[Opening EXERCISE PASSAGE section]

The Song is Ended but the Melody Lingers On
An open thread about the celebrated figures we've lost (this year, or at any time really), and how their lives and deaths have affected us.
Readers,
On Monday, in an essay entitled “Sinéad O'Connor Helped Me Find My Voice,”
paid tribute to late singer and activist Sinéad O'Connor, who died in July, and today would have turned 57. O’Connor was an inspiration to the author from the time she was a teen, and when she passed away, it left a mark. The day after O’Connor’s death, Cox promptly sent a draft of her piece to me.The essay, and its warm reception among the wonderfully engaged Oldster community, got me thinking about ways in which celebrities can have a big emotional impact on us, both while they’re living and after they’ve passed—even if we’ve never met them in real life. Which celebrities’ passings have deeply affected you?
I’ve been similarly moved by the many tributes to Friends star Matthew Perry, by those who knew him personally and those who didn’t—people writing about things that became more apparent after his death, like the numerous times Perry went out of his way to help others in recovery.

[Closing EXERCISE PASSAGE section]

* TASK A
List every person named in the open thread about lost celebrities.
* TASK B
Rewrite the open thread about lost celebrities starting at "paid tribute to" and ending at "others in recovery.", with "moved" swapped for "touched".

[Opening RECORD EXCERPTS section]

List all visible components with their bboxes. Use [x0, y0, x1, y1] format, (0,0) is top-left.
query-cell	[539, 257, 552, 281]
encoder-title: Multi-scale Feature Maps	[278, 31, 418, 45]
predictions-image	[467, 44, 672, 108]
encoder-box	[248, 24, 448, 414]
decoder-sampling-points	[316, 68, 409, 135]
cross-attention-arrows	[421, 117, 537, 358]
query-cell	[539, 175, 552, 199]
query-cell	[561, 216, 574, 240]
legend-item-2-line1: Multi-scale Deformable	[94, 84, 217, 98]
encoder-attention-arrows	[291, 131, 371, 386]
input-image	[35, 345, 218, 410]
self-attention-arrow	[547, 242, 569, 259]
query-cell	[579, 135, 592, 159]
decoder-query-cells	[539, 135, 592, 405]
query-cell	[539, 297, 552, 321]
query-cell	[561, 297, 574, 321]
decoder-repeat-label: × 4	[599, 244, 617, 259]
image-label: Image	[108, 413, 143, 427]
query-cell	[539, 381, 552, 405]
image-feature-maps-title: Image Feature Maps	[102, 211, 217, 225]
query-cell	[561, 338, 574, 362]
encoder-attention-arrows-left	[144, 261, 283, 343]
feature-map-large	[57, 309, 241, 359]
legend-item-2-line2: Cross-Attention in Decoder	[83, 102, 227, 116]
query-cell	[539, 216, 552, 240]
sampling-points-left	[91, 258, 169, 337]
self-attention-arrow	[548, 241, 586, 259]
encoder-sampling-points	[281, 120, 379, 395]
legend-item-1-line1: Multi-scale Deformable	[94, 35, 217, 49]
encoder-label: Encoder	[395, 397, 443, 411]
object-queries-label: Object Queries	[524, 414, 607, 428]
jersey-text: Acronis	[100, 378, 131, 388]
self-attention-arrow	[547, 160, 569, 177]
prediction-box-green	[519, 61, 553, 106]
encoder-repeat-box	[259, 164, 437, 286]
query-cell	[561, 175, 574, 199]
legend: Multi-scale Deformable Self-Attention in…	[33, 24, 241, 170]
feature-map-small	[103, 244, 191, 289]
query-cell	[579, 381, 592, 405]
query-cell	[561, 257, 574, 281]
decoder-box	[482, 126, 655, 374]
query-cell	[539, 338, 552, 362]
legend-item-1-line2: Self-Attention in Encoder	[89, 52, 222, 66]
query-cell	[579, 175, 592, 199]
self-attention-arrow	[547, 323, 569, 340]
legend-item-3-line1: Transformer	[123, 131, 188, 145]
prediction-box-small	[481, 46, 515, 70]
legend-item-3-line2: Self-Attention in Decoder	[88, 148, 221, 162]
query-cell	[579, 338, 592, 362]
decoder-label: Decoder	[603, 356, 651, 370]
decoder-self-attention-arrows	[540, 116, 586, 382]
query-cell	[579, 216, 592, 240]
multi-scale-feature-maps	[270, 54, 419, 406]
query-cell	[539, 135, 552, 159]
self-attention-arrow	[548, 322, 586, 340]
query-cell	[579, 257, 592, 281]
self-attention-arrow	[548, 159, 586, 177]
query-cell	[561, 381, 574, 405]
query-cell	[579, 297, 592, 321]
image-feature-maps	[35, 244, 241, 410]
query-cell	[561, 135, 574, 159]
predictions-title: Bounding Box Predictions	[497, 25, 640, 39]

[Closing RECORD EXCERPTS section]

* EXERCISE RESPONSE A
Sinéad O'Connor, Cox, Matthew Perry

* EXERCISE RESPONSE B
paid tribute to late singer and activist Sinéad O'Connor, who died in July, and today would have turned 57. O’Connor was an inspiration to the author from the time she was a teen, and when she passed away, it left a mark. The day after O’Connor’s death, Cox promptly sent a draft of her piece to me.The essay, and its warm reception among the wonderfully engaged Oldster community, got me thinking about ways in which celebrities can have a big emotional impact on us, both while they’re living and after they’ve passed—even if we’ve never met them in real life. Which celebrities’ passings have deeply affected you?
I’ve been similarly touched by the many tributes to Friends star Matthew Perry, by those who knew him personally and those who didn’t—people writing about things that became more apparent after his death, like the numerous times Perry went out of his way to help others in recovery.